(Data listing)
_ _ _

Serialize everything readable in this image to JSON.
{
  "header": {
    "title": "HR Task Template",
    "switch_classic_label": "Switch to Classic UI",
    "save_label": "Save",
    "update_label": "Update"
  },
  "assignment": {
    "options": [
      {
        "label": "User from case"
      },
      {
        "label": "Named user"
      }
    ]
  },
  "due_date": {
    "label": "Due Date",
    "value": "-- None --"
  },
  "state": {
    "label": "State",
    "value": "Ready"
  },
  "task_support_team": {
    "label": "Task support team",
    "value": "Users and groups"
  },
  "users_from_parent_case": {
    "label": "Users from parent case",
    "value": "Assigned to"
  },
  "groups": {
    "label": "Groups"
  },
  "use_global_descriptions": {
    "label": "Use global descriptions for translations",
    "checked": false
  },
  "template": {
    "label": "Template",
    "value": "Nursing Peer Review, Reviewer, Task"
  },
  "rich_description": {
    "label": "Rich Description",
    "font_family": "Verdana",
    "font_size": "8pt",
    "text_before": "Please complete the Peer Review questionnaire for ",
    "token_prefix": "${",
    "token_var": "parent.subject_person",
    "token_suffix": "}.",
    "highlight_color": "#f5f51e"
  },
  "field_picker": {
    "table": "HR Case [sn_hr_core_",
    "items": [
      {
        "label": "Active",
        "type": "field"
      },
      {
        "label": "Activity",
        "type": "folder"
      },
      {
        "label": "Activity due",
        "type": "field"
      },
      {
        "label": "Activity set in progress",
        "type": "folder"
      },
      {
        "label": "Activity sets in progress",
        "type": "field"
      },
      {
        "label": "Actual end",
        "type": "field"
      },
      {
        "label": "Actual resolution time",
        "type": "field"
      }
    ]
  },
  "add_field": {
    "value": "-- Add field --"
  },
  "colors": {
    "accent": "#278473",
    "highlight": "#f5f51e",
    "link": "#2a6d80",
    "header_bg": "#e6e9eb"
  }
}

_ _ _

Direction:
Repeat every entry exactly as written above.

Result:
Serialize everything readable in this image to JSON.
{
  "header": {
    "title": "HR Task Template",
    "switch_classic_label": "Switch to Classic UI",
    "save_label": "Save",
    "update_label": "Update"
  },
  "assignment": {
    "options": [
      {
        "label": "User from case"
      },
      {
        "label": "Named user"
      }
    ]
  },
  "due_date": {
    "label": "Due Date",
    "value": "-- None --"
  },
  "state": {
    "label": "State",
    "value": "Ready"
  },
  "task_support_team": {
    "label": "Task support team",
    "value": "Users and groups"
  },
  "users_from_parent_case": {
    "label": "Users from parent case",
    "value": "Assigned to"
  },
  "groups": {
    "label": "Groups"
  },
  "use_global_descriptions": {
    "label": "Use global descriptions for translations",
    "checked": false
  },
  "template": {
    "label": "Template",
    "value": "Nursing Peer Review, Reviewer, Task"
  },
  "rich_description": {
    "label": "Rich Description",
    "font_family": "Verdana",
    "font_size": "8pt",
    "text_before": "Please complete the Peer Review questionnaire for ",
    "token_prefix": "${",
    "token_var": "parent.subject_person",
    "token_suffix": "}.",
    "highlight_color": "#f5f51e"
  },
  "field_picker": {
    "table": "HR Case [sn_hr_core_",
    "items": [
      {
        "label": "Active",
        "type": "field"
      },
      {
        "label": "Activity",
        "type": "folder"
      },
      {
        "label": "Activity due",
        "type": "field"
      },
      {
        "label": "Activity set in progress",
        "type": "folder"
      },
      {
        "label": "Activity sets in progress",
        "type": "field"
      },
      {
        "label": "Actual end",
        "type": "field"
      },
      {
        "label": "Actual resolution time",
        "type": "field"
      }
    ]
  },
  "add_field": {
    "value": "-- Add field --"
  },
  "colors": {
    "accent": "#278473",
    "highlight": "#f5f51e",
    "link": "#2a6d80",
    "header_bg": "#e6e9eb"
  }
}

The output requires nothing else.